--- STATED PROBLEM ---
Nothing should be left out: output all of the entries exactly.
--- Begin ---
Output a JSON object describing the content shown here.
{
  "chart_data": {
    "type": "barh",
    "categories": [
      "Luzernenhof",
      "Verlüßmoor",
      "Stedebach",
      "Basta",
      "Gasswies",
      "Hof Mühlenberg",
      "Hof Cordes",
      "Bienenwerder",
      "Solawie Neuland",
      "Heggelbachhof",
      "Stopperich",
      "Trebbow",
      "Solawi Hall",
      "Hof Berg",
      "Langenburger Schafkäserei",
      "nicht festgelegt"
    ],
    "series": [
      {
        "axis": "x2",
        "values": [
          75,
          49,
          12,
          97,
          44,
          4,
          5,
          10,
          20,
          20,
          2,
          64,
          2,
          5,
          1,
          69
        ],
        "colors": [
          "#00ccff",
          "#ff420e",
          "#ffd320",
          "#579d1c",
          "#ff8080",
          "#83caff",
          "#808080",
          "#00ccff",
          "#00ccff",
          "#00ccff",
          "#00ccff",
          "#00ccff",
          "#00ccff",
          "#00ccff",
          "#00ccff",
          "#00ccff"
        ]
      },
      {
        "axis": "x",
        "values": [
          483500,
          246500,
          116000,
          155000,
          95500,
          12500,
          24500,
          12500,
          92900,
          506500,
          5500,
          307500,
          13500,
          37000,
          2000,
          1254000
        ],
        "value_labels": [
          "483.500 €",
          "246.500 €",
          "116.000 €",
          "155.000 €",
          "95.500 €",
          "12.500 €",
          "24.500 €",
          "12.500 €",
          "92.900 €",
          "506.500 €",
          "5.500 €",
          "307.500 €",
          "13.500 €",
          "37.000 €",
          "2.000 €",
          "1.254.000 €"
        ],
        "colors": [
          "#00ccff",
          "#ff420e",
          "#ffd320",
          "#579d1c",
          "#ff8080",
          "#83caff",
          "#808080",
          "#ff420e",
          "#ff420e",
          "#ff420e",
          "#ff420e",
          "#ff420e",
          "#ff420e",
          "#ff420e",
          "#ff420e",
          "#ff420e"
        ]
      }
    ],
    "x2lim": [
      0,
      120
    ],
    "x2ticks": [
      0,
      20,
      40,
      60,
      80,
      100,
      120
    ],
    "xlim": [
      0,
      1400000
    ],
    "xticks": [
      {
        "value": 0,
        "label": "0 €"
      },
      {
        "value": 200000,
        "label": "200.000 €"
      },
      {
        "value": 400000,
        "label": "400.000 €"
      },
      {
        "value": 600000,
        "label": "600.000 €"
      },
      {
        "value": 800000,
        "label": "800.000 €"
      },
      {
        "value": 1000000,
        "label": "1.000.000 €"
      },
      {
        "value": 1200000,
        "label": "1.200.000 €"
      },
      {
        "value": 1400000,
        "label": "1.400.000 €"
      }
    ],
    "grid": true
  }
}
--- End ---
--- FINAL RESULT ---
Output a JSON object describing the content shown here.
{
  "chart_data": {
    "type": "barh",
    "categories": [
      "Luzernenhof",
      "Verlüßmoor",
      "Stedebach",
      "Basta",
      "Gasswies",
      "Hof Mühlenberg",
      "Hof Cordes",
      "Bienenwerder",
      "Solawie Neuland",
      "Heggelbachhof",
      "Stopperich",
      "Trebbow",
      "Solawi Hall",
      "Hof Berg",
      "Langenburger Schafkäserei",
      "nicht festgelegt"
    ],
    "series": [
      {
        "axis": "x2",
        "values": [
          75,
          49,
          12,
          97,
          44,
          4,
          5,
          10,
          20,
          20,
          2,
          64,
          2,
          5,
          1,
          69
        ],
        "colors": [
          "#00ccff",
          "#ff420e",
          "#ffd320",
          "#579d1c",
          "#ff8080",
          "#83caff",
          "#808080",
          "#00ccff",
          "#00ccff",
          "#00ccff",
          "#00ccff",
          "#00ccff",
          "#00ccff",
          "#00ccff",
          "#00ccff",
          "#00ccff"
        ]
      },
      {
        "axis": "x",
        "values": [
          483500,
          246500,
          116000,
          155000,
          95500,
          12500,
          24500,
          12500,
          92900,
          506500,
          5500,
          307500,
          13500,
          37000,
          2000,
          1254000
        ],
        "value_labels": [
          "483.500 €",
          "246.500 €",
          "116.000 €",
          "155.000 €",
          "95.500 €",
          "12.500 €",
          "24.500 €",
          "12.500 €",
          "92.900 €",
          "506.500 €",
          "5.500 €",
          "307.500 €",
          "13.500 €",
          "37.000 €",
          "2.000 €",
          "1.254.000 €"
        ],
        "colors": [
          "#00ccff",
          "#ff420e",
          "#ffd320",
          "#579d1c",
          "#ff8080",
          "#83caff",
          "#808080",
          "#ff420e",
          "#ff420e",
          "#ff420e",
          "#ff420e",
          "#ff420e",
          "#ff420e",
          "#ff420e",
          "#ff420e",
          "#ff420e"
        ]
      }
    ],
    "x2lim": [
      0,
      120
    ],
    "x2ticks": [
      0,
      20,
      40,
      60,
      80,
      100,
      120
    ],
    "xlim": [
      0,
      1400000
    ],
    "xticks": [
      {
        "value": 0,
        "label": "0 €"
      },
      {
        "value": 200000,
        "label": "200.000 €"
      },
      {
        "value": 400000,
        "label": "400.000 €"
      },
      {
        "value": 600000,
        "label": "600.000 €"
      },
      {
        "value": 800000,
        "label": "800.000 €"
      },
      {
        "value": 1000000,
        "label": "1.000.000 €"
      },
      {
        "value": 1200000,
        "label": "1.200.000 €"
      },
      {
        "value": 1400000,
        "label": "1.400.000 €"
      }
    ],
    "grid": true
  }
}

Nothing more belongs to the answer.